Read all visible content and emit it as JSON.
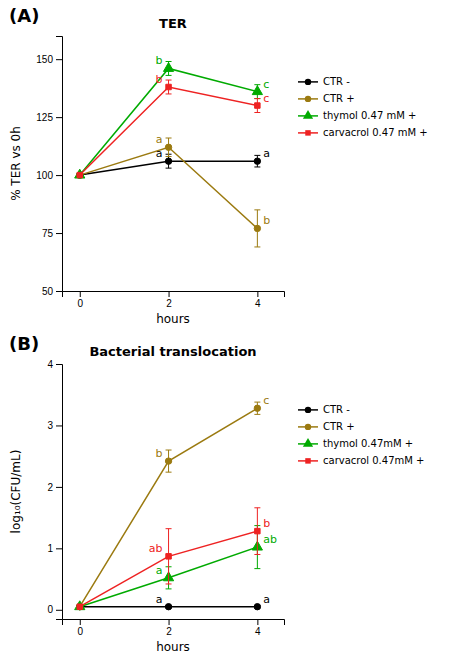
{
  "chart_data": [
    {
      "type": "line",
      "panel_label": "(A)",
      "title": "TER",
      "x_label": "hours",
      "y_label": "% TER vs 0h",
      "x": [
        0,
        2,
        4
      ],
      "xlim": [
        -0.4,
        4.6
      ],
      "xticks": [
        0,
        2,
        4
      ],
      "ylim": [
        50,
        160
      ],
      "yticks": [
        50,
        75,
        100,
        125,
        150
      ],
      "series": [
        {
          "name": "CTR -",
          "color": "#000000",
          "marker": "circle",
          "values": [
            100,
            106,
            106
          ],
          "errors": [
            0,
            3,
            2.5
          ]
        },
        {
          "name": "CTR +",
          "color": "#9b7a10",
          "marker": "circle",
          "values": [
            100,
            112,
            77
          ],
          "errors": [
            0,
            4,
            8
          ]
        },
        {
          "name": "thymol 0.47 mM +",
          "color": "#00aa00",
          "marker": "triangle",
          "values": [
            100,
            146,
            136
          ],
          "errors": [
            0,
            3,
            3
          ]
        },
        {
          "name": "carvacrol 0.47 mM +",
          "color": "#ee2222",
          "marker": "square",
          "values": [
            100,
            138,
            130
          ],
          "errors": [
            0,
            3,
            3
          ]
        }
      ],
      "annotations": [
        {
          "text": "b",
          "color": "#00aa00",
          "x": 2,
          "y": 146
        },
        {
          "text": "b",
          "color": "#ee2222",
          "x": 2,
          "y": 138
        },
        {
          "text": "a",
          "color": "#9b7a10",
          "x": 2,
          "y": 112
        },
        {
          "text": "a",
          "color": "#000000",
          "x": 2,
          "y": 106
        },
        {
          "text": "c",
          "color": "#00aa00",
          "x": 4,
          "y": 136
        },
        {
          "text": "c",
          "color": "#ee2222",
          "x": 4,
          "y": 130
        },
        {
          "text": "a",
          "color": "#000000",
          "x": 4,
          "y": 106
        },
        {
          "text": "b",
          "color": "#9b7a10",
          "x": 4,
          "y": 77
        }
      ]
    },
    {
      "type": "line",
      "panel_label": "(B)",
      "title": "Bacterial translocation",
      "x_label": "hours",
      "y_label": "log₁₀(CFU/mL)",
      "x": [
        0,
        2,
        4
      ],
      "xlim": [
        -0.4,
        4.6
      ],
      "xticks": [
        0,
        2,
        4
      ],
      "ylim": [
        -0.15,
        4.0
      ],
      "yticks": [
        0,
        1,
        2,
        3,
        4
      ],
      "series": [
        {
          "name": "CTR -",
          "color": "#000000",
          "marker": "circle",
          "values": [
            0.05,
            0.05,
            0.05
          ],
          "errors": [
            0,
            0.02,
            0.02
          ]
        },
        {
          "name": "CTR +",
          "color": "#9b7a10",
          "marker": "circle",
          "values": [
            0.05,
            2.42,
            3.28
          ],
          "errors": [
            0,
            0.18,
            0.1
          ]
        },
        {
          "name": "thymol 0.47mM +",
          "color": "#00aa00",
          "marker": "triangle",
          "values": [
            0.05,
            0.52,
            1.02
          ],
          "errors": [
            0,
            0.18,
            0.35
          ]
        },
        {
          "name": "carvacrol 0.47mM +",
          "color": "#ee2222",
          "marker": "square",
          "values": [
            0.05,
            0.87,
            1.28
          ],
          "errors": [
            0,
            0.45,
            0.38
          ]
        }
      ],
      "annotations": [
        {
          "text": "b",
          "color": "#9b7a10",
          "x": 2,
          "y": 2.42
        },
        {
          "text": "ab",
          "color": "#ee2222",
          "x": 2,
          "y": 0.87
        },
        {
          "text": "a",
          "color": "#00aa00",
          "x": 2,
          "y": 0.52
        },
        {
          "text": "a",
          "color": "#000000",
          "x": 2,
          "y": 0.05
        },
        {
          "text": "c",
          "color": "#9b7a10",
          "x": 4,
          "y": 3.28
        },
        {
          "text": "b",
          "color": "#ee2222",
          "x": 4,
          "y": 1.28
        },
        {
          "text": "ab",
          "color": "#00aa00",
          "x": 4,
          "y": 1.02
        },
        {
          "text": "a",
          "color": "#000000",
          "x": 4,
          "y": 0.05
        }
      ]
    }
  ]
}
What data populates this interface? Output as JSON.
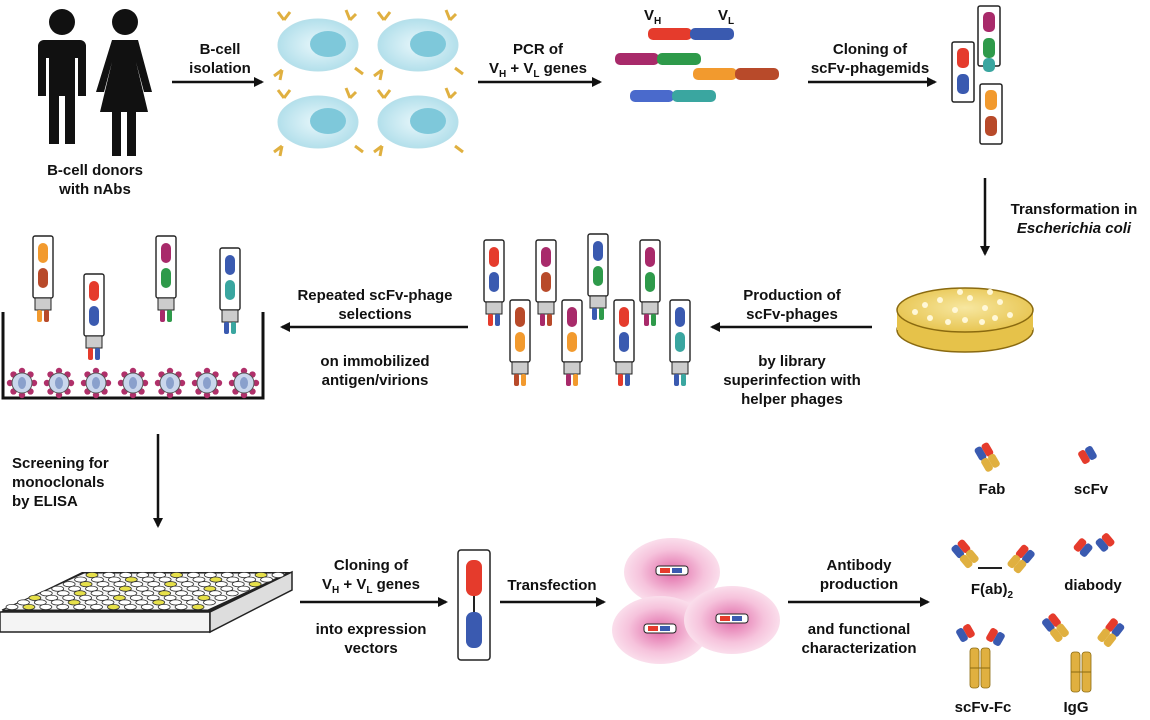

........

■ **What you need to do**: Every line above that carries the string "name" should be copied.

■ **Expected output**:
          "name": "CTR -",
          "name": "CTR +",
          "name": "thymol 0.47 mM +",
          "name": "carvacrol 0.47 mM +",
          "name": "CTR -",
          "name": "CTR +",
          "name": "thymol 0.47mM +",
          "name": "carvacrol 0.47mM +",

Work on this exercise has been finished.